──────── Dataset records
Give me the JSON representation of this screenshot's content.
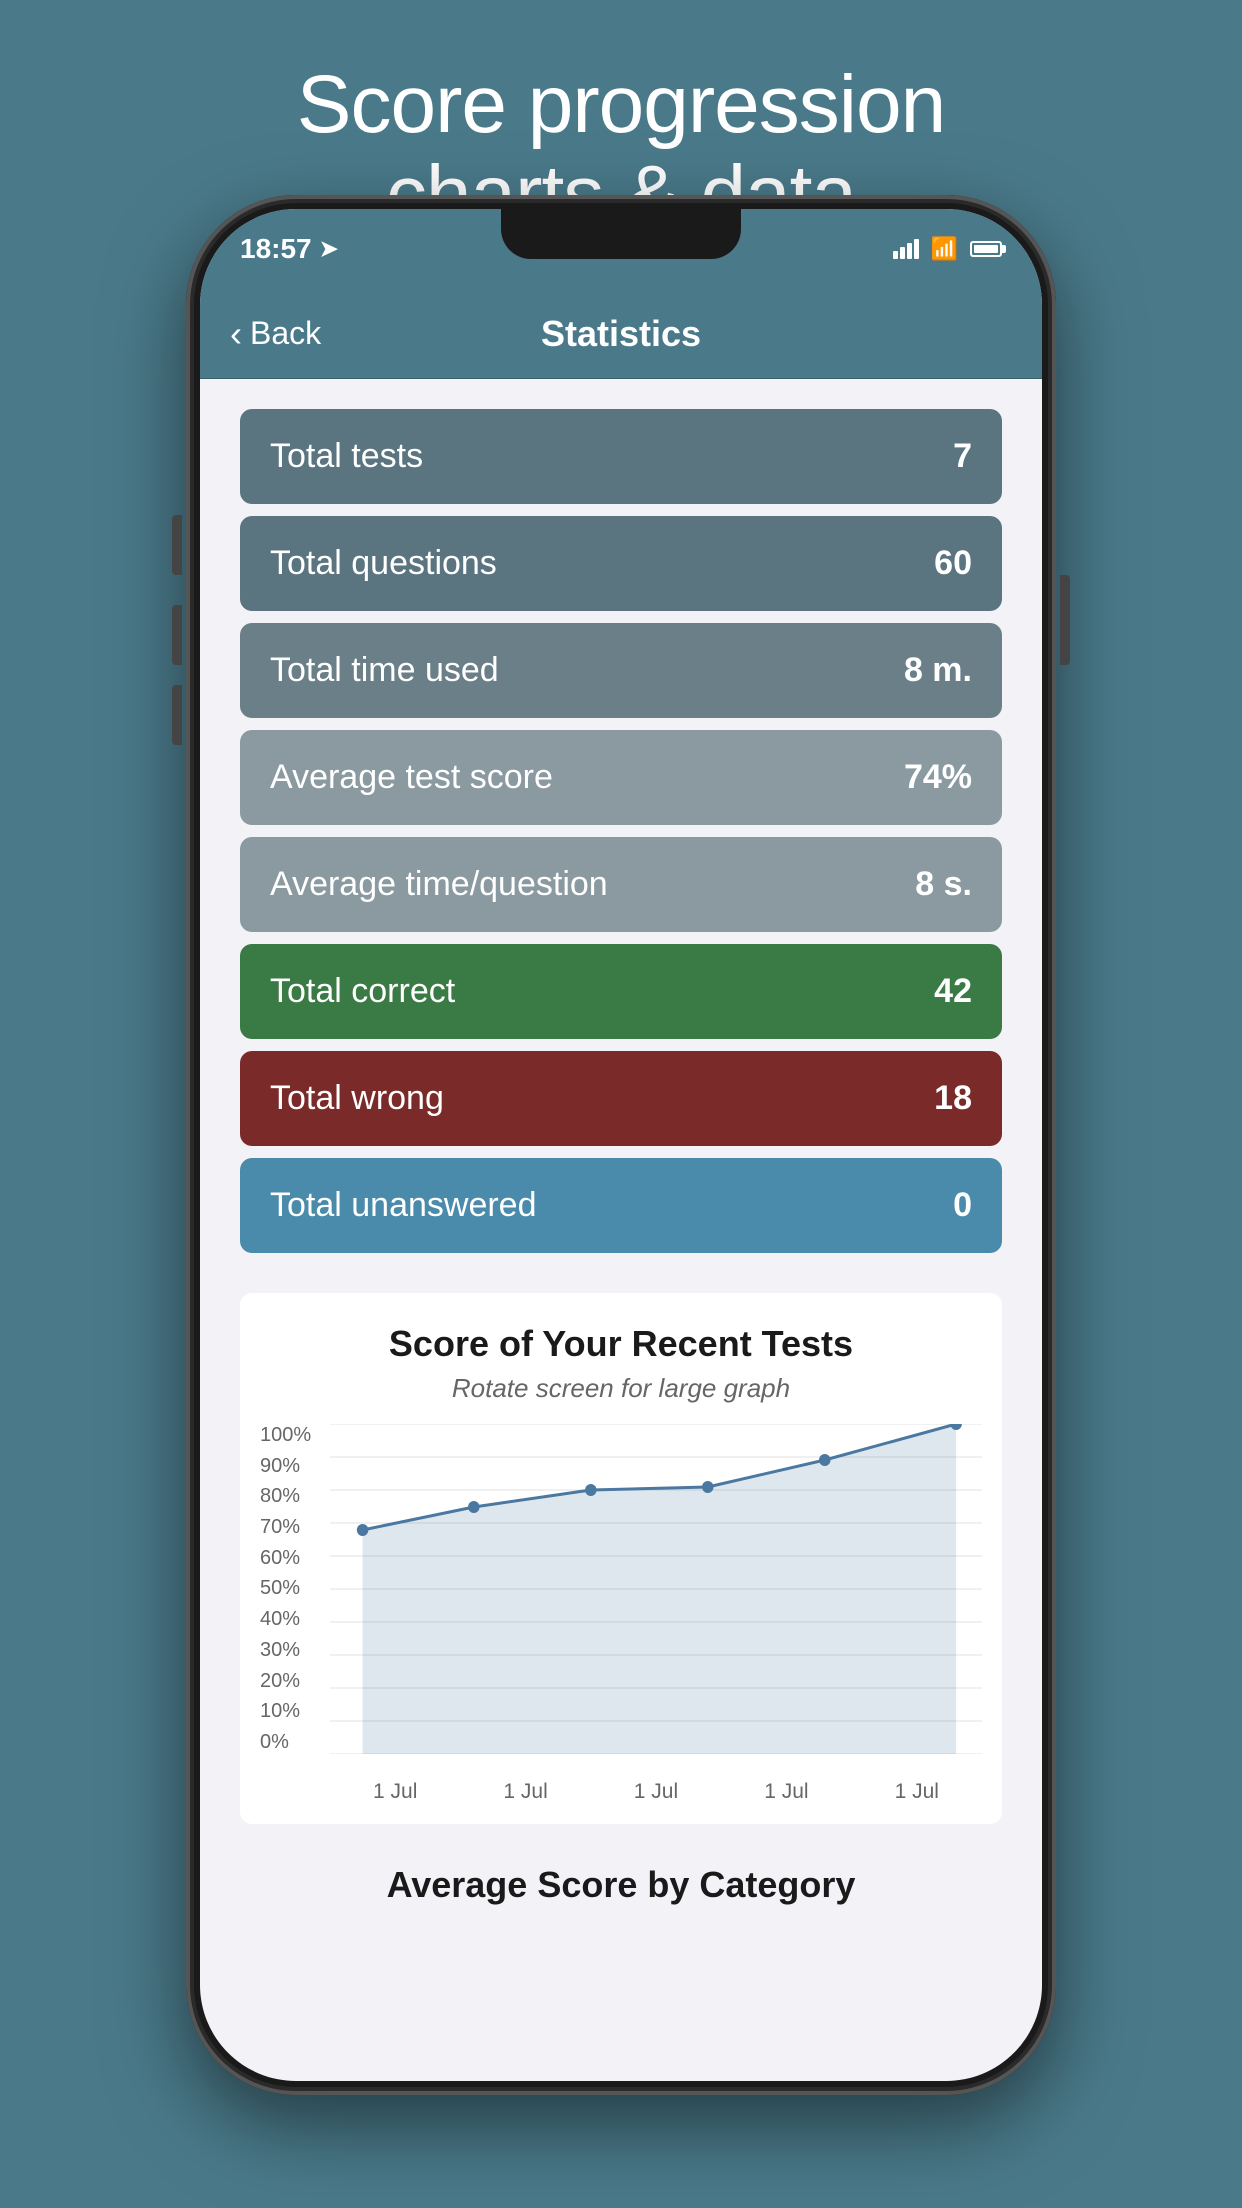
{
  "page": {
    "title_line1": "Score progression",
    "title_line2": "charts & data"
  },
  "status_bar": {
    "time": "18:57",
    "location_icon": "location-icon"
  },
  "nav": {
    "back_label": "Back",
    "title": "Statistics"
  },
  "stats": [
    {
      "label": "Total tests",
      "value": "7",
      "color_class": "dark-slate"
    },
    {
      "label": "Total questions",
      "value": "60",
      "color_class": "dark-slate"
    },
    {
      "label": "Total time used",
      "value": "8 m.",
      "color_class": "mid-slate"
    },
    {
      "label": "Average test score",
      "value": "74%",
      "color_class": "light-slate"
    },
    {
      "label": "Average time/question",
      "value": "8 s.",
      "color_class": "light-slate"
    },
    {
      "label": "Total correct",
      "value": "42",
      "color_class": "green"
    },
    {
      "label": "Total wrong",
      "value": "18",
      "color_class": "red"
    },
    {
      "label": "Total unanswered",
      "value": "0",
      "color_class": "teal"
    }
  ],
  "chart": {
    "title": "Score of Your Recent Tests",
    "subtitle": "Rotate screen for large graph",
    "y_axis_labels": [
      "100%",
      "90%",
      "80%",
      "70%",
      "60%",
      "50%",
      "40%",
      "30%",
      "20%",
      "10%",
      "0%"
    ],
    "x_axis_labels": [
      "1 Jul",
      "1 Jul",
      "1 Jul",
      "1 Jul",
      "1 Jul"
    ],
    "data_points": [
      {
        "x_pct": 5,
        "y_pct": 32
      },
      {
        "x_pct": 22,
        "y_pct": 25
      },
      {
        "x_pct": 40,
        "y_pct": 20
      },
      {
        "x_pct": 58,
        "y_pct": 19
      },
      {
        "x_pct": 76,
        "y_pct": 11
      },
      {
        "x_pct": 96,
        "y_pct": 0
      }
    ]
  },
  "avg_by_category": {
    "title": "Average Score by Category"
  }
}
────────────────
◆ Your objective
Write out the entries again, exactly as given, skipping any images.

◆ Exercise output
Give me the JSON representation of this screenshot's content.
{
  "page": {
    "title_line1": "Score progression",
    "title_line2": "charts & data"
  },
  "status_bar": {
    "time": "18:57",
    "location_icon": "location-icon"
  },
  "nav": {
    "back_label": "Back",
    "title": "Statistics"
  },
  "stats": [
    {
      "label": "Total tests",
      "value": "7",
      "color_class": "dark-slate"
    },
    {
      "label": "Total questions",
      "value": "60",
      "color_class": "dark-slate"
    },
    {
      "label": "Total time used",
      "value": "8 m.",
      "color_class": "mid-slate"
    },
    {
      "label": "Average test score",
      "value": "74%",
      "color_class": "light-slate"
    },
    {
      "label": "Average time/question",
      "value": "8 s.",
      "color_class": "light-slate"
    },
    {
      "label": "Total correct",
      "value": "42",
      "color_class": "green"
    },
    {
      "label": "Total wrong",
      "value": "18",
      "color_class": "red"
    },
    {
      "label": "Total unanswered",
      "value": "0",
      "color_class": "teal"
    }
  ],
  "chart": {
    "title": "Score of Your Recent Tests",
    "subtitle": "Rotate screen for large graph",
    "y_axis_labels": [
      "100%",
      "90%",
      "80%",
      "70%",
      "60%",
      "50%",
      "40%",
      "30%",
      "20%",
      "10%",
      "0%"
    ],
    "x_axis_labels": [
      "1 Jul",
      "1 Jul",
      "1 Jul",
      "1 Jul",
      "1 Jul"
    ],
    "data_points": [
      {
        "x_pct": 5,
        "y_pct": 32
      },
      {
        "x_pct": 22,
        "y_pct": 25
      },
      {
        "x_pct": 40,
        "y_pct": 20
      },
      {
        "x_pct": 58,
        "y_pct": 19
      },
      {
        "x_pct": 76,
        "y_pct": 11
      },
      {
        "x_pct": 96,
        "y_pct": 0
      }
    ]
  },
  "avg_by_category": {
    "title": "Average Score by Category"
  }
}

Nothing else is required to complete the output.